*Directive:*
Would you transcribe all of the data exactly, down to the last character?

========

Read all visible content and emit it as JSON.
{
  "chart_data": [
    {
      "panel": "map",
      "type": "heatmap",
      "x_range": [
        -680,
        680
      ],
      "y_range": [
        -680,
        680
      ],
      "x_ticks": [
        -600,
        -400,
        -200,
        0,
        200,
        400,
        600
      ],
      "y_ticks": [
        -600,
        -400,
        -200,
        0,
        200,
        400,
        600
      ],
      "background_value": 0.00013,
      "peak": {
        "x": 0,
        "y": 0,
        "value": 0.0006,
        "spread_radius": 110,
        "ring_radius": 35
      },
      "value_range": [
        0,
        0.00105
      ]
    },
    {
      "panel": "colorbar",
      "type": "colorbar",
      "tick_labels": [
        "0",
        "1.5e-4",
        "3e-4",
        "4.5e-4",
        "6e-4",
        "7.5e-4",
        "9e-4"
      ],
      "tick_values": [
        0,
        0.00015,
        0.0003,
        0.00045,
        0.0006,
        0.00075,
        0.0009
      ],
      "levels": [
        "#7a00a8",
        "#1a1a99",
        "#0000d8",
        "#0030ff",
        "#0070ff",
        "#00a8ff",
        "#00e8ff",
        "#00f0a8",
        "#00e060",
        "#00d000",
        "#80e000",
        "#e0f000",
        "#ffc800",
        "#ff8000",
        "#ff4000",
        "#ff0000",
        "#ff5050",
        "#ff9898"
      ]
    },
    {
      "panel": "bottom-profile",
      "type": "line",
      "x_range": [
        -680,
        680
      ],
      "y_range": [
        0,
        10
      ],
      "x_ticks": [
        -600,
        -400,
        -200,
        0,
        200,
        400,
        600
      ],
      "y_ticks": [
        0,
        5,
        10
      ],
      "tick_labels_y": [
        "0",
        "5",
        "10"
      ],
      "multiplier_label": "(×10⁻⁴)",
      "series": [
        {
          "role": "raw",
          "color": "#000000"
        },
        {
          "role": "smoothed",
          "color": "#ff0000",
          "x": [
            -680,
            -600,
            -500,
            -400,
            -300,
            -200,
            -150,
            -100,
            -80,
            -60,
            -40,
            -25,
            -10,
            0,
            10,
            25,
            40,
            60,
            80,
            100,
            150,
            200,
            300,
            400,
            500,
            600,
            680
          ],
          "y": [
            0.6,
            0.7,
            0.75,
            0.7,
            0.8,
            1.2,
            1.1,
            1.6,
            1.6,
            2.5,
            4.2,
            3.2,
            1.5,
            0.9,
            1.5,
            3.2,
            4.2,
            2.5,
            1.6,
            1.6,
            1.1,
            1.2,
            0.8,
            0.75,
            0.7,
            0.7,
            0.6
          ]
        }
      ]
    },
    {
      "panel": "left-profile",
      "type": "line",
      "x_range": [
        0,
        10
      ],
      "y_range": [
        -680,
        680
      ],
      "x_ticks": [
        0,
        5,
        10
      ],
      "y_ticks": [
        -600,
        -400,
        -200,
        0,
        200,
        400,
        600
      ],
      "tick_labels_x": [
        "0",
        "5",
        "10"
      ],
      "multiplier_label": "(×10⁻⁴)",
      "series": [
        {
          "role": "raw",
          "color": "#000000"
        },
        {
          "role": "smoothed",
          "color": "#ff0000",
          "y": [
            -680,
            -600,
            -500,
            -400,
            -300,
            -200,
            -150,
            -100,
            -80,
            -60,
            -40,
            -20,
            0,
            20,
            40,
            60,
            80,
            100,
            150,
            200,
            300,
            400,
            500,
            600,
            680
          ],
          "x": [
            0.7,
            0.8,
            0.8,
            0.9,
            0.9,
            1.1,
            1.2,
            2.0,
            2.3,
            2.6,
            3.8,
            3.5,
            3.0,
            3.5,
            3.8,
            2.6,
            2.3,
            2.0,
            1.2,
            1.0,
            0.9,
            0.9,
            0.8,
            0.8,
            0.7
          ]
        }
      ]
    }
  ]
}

========

*Solution for this exercise:*
Read all visible content and emit it as JSON.
{
  "chart_data": [
    {
      "panel": "map",
      "type": "heatmap",
      "x_range": [
        -680,
        680
      ],
      "y_range": [
        -680,
        680
      ],
      "x_ticks": [
        -600,
        -400,
        -200,
        0,
        200,
        400,
        600
      ],
      "y_ticks": [
        -600,
        -400,
        -200,
        0,
        200,
        400,
        600
      ],
      "background_value": 0.00013,
      "peak": {
        "x": 0,
        "y": 0,
        "value": 0.0006,
        "spread_radius": 110,
        "ring_radius": 35
      },
      "value_range": [
        0,
        0.00105
      ]
    },
    {
      "panel": "colorbar",
      "type": "colorbar",
      "tick_labels": [
        "0",
        "1.5e-4",
        "3e-4",
        "4.5e-4",
        "6e-4",
        "7.5e-4",
        "9e-4"
      ],
      "tick_values": [
        0,
        0.00015,
        0.0003,
        0.00045,
        0.0006,
        0.00075,
        0.0009
      ],
      "levels": [
        "#7a00a8",
        "#1a1a99",
        "#0000d8",
        "#0030ff",
        "#0070ff",
        "#00a8ff",
        "#00e8ff",
        "#00f0a8",
        "#00e060",
        "#00d000",
        "#80e000",
        "#e0f000",
        "#ffc800",
        "#ff8000",
        "#ff4000",
        "#ff0000",
        "#ff5050",
        "#ff9898"
      ]
    },
    {
      "panel": "bottom-profile",
      "type": "line",
      "x_range": [
        -680,
        680
      ],
      "y_range": [
        0,
        10
      ],
      "x_ticks": [
        -600,
        -400,
        -200,
        0,
        200,
        400,
        600
      ],
      "y_ticks": [
        0,
        5,
        10
      ],
      "tick_labels_y": [
        "0",
        "5",
        "10"
      ],
      "multiplier_label": "(×10⁻⁴)",
      "series": [
        {
          "role": "raw",
          "color": "#000000"
        },
        {
          "role": "smoothed",
          "color": "#ff0000",
          "x": [
            -680,
            -600,
            -500,
            -400,
            -300,
            -200,
            -150,
            -100,
            -80,
            -60,
            -40,
            -25,
            -10,
            0,
            10,
            25,
            40,
            60,
            80,
            100,
            150,
            200,
            300,
            400,
            500,
            600,
            680
          ],
          "y": [
            0.6,
            0.7,
            0.75,
            0.7,
            0.8,
            1.2,
            1.1,
            1.6,
            1.6,
            2.5,
            4.2,
            3.2,
            1.5,
            0.9,
            1.5,
            3.2,
            4.2,
            2.5,
            1.6,
            1.6,
            1.1,
            1.2,
            0.8,
            0.75,
            0.7,
            0.7,
            0.6
          ]
        }
      ]
    },
    {
      "panel": "left-profile",
      "type": "line",
      "x_range": [
        0,
        10
      ],
      "y_range": [
        -680,
        680
      ],
      "x_ticks": [
        0,
        5,
        10
      ],
      "y_ticks": [
        -600,
        -400,
        -200,
        0,
        200,
        400,
        600
      ],
      "tick_labels_x": [
        "0",
        "5",
        "10"
      ],
      "multiplier_label": "(×10⁻⁴)",
      "series": [
        {
          "role": "raw",
          "color": "#000000"
        },
        {
          "role": "smoothed",
          "color": "#ff0000",
          "y": [
            -680,
            -600,
            -500,
            -400,
            -300,
            -200,
            -150,
            -100,
            -80,
            -60,
            -40,
            -20,
            0,
            20,
            40,
            60,
            80,
            100,
            150,
            200,
            300,
            400,
            500,
            600,
            680
          ],
          "x": [
            0.7,
            0.8,
            0.8,
            0.9,
            0.9,
            1.1,
            1.2,
            2.0,
            2.3,
            2.6,
            3.8,
            3.5,
            3.0,
            3.5,
            3.8,
            2.6,
            2.3,
            2.0,
            1.2,
            1.0,
            0.9,
            0.9,
            0.8,
            0.8,
            0.7
          ]
        }
      ]
    }
  ]
}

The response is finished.